Problem requirements
Locate every line in the records below that contains the word "Issued", and copy each one.

Material provided
....................
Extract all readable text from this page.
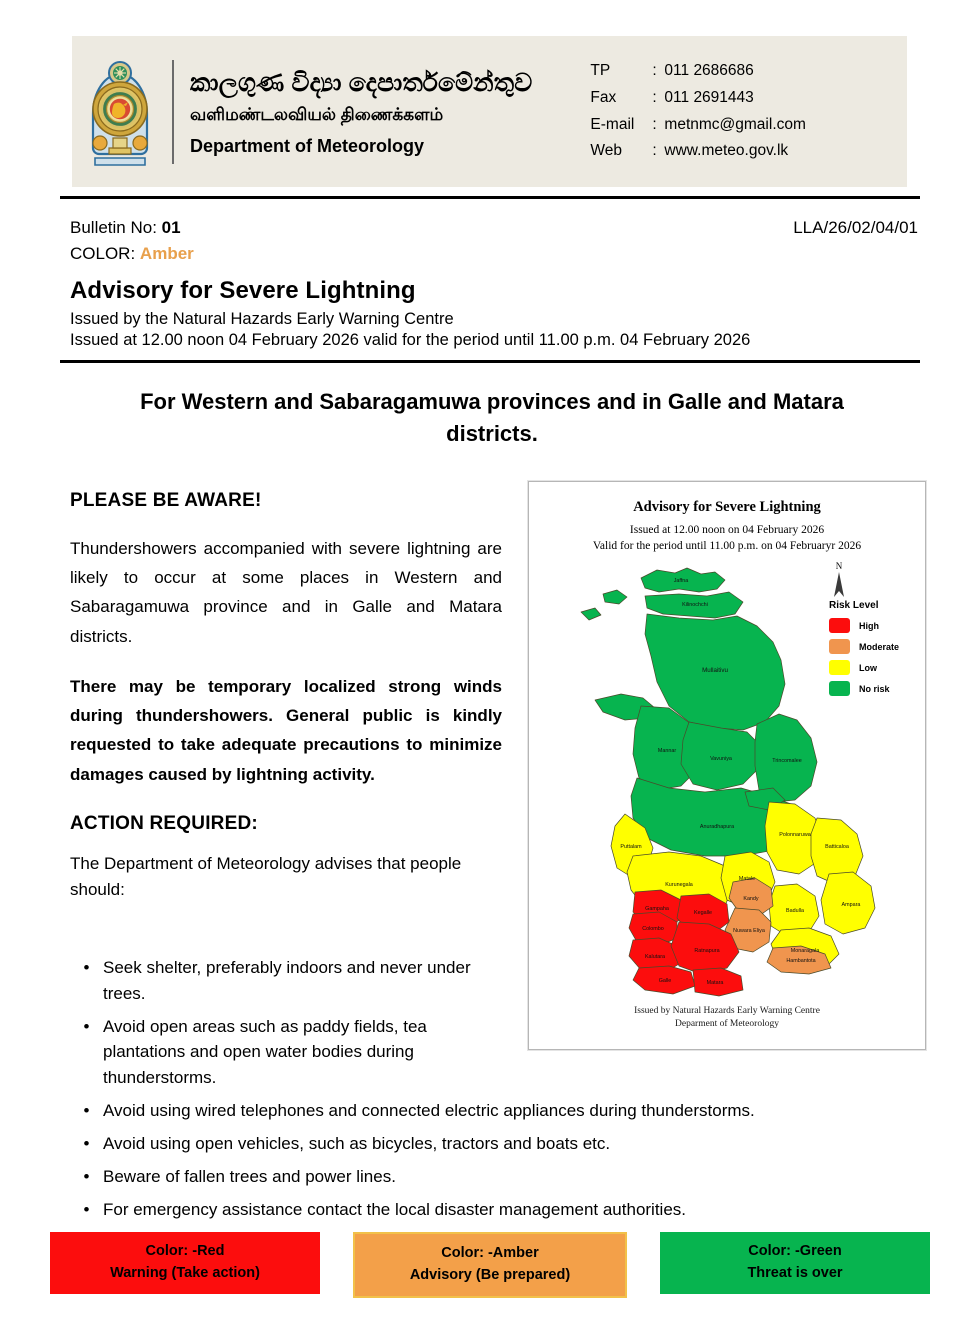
කාලගුණ විද්‍යා දෙපාර්තමේන්තුව
வளிமண்டலவியல் திணைக்களம்
Department of Meteorology
TP	: 011 2686686
Fax	: 011 2691443
E-mail	: metnmc@gmail.com
Web	: www.meteo.gov.lk
Bulletin No: 01	LLA/26/02/04/01
COLOR: Amber
Advisory for Severe Lightning
Issued by the Natural Hazards Early Warning Centre
Issued at 12.00 noon 04 February 2026 valid for the period until 11.00 p.m. 04 February 2026
For Western and Sabaragamuwa provinces and in Galle and Matara districts.
PLEASE BE AWARE!
Thundershowers accompanied with severe lightning are likely to occur at some places in Western and Sabaragamuwa province and in Galle and Matara districts.
There may be temporary localized strong winds during thundershowers. General public is kindly requested to take adequate precautions to minimize damages caused by lightning activity.
ACTION REQUIRED:
The Department of Meteorology advises that people should:
• Seek shelter, preferably indoors and never under trees.
• Avoid open areas such as paddy fields, tea plantations and open water bodies during thunderstorms.
• Avoid using wired telephones and connected electric appliances during thunderstorms.
• Avoid using open vehicles, such as bicycles, tractors and boats etc.
• Beware of fallen trees and power lines.
• For emergency assistance contact the local disaster management authorities.
Advisory for Severe Lightning
Issued at 12.00 noon on 04 February 2026
Valid for the period until 11.00 p.m. on 04 Februaryr 2026
N
Risk Level
High
Moderate
Low
No risk
Jaffna
Kilinochchi
Mullaitivu
Mannar
Vavuniya	Trincomalee
Anuradhapura
Puttalam
Kurunegala
Matale
Polonnaruwa
Batticaloa
Ampara
Badulla
Monaragala
Kandy
Nuwara Eliya
Hambantota
Gampaha
Colombo
Kalutara
Kegalle
Ratnapura
Galle	Matara
Issued by Natural Hazards Early Warning Centre
Deparment of Meteorology
Color: -Red
Warning (Take action)
Color: -Amber
Advisory (Be prepared)
Color: -Green
Threat is over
....................
Correct output
Issued by the Natural Hazards Early Warning Centre
Issued at 12.00 noon 04 February 2026 valid for the period until 11.00 p.m. 04 February 2026
Issued at 12.00 noon on 04 February 2026
Issued by Natural Hazards Early Warning Centre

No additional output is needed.